TASK DETAILS -
Beginning at the line containing "Output the underlying", output every line to the end of the data below exactly as it appears.

__________________________________________________

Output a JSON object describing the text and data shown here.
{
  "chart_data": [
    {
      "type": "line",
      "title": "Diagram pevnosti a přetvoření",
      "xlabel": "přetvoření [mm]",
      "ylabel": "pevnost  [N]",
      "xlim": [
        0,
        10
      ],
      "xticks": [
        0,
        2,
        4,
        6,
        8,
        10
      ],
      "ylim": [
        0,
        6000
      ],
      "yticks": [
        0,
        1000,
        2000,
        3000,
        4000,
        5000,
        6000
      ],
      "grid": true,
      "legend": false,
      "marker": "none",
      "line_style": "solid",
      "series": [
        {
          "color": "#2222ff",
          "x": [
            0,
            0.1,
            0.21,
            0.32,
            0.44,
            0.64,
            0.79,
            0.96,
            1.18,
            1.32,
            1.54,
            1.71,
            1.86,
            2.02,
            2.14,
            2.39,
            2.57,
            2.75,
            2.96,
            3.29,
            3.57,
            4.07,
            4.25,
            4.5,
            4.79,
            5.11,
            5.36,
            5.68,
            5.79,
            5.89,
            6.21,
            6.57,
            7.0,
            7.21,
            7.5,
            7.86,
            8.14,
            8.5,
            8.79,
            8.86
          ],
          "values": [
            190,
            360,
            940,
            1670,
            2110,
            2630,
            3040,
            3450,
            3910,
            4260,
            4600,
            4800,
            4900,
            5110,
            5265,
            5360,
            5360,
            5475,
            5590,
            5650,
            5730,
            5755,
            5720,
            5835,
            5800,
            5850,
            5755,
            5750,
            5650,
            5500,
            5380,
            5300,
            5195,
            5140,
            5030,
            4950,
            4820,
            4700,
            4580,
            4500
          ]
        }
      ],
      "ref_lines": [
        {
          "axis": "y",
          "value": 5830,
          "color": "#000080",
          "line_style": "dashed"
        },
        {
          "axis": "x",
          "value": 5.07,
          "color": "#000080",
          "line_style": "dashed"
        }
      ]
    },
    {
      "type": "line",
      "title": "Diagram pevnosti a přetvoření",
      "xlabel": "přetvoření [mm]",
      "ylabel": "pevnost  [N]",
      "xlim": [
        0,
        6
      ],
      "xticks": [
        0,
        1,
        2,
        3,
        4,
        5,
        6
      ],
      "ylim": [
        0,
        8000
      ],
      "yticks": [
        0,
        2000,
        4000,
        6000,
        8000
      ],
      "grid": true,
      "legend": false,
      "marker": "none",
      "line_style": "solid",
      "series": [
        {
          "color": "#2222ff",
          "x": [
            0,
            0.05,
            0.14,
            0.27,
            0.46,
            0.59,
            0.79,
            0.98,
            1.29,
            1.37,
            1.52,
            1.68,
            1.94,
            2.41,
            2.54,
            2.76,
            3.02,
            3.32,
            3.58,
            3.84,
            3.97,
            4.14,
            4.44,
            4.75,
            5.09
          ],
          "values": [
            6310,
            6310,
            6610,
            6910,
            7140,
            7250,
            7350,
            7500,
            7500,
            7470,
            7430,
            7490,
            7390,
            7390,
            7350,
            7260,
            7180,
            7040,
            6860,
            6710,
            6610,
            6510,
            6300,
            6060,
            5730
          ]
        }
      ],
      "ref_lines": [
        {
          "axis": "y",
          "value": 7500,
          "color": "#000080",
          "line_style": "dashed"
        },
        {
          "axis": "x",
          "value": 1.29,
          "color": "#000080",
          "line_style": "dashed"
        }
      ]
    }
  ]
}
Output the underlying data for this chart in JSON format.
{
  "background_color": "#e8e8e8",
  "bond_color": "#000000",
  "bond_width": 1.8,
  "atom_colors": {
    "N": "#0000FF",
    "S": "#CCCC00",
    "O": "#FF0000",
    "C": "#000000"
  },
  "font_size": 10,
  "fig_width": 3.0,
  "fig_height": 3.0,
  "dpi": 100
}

__________________________________________________

ANSWER TO THIS PROBLEM -
Output the underlying data for this chart in JSON format.
{
  "background_color": "#e8e8e8",
  "bond_color": "#000000",
  "bond_width": 1.8,
  "atom_colors": {
    "N": "#0000FF",
    "S": "#CCCC00",
    "O": "#FF0000",
    "C": "#000000"
  },
  "font_size": 10,
  "fig_width": 3.0,
  "fig_height": 3.0,
  "dpi": 100
}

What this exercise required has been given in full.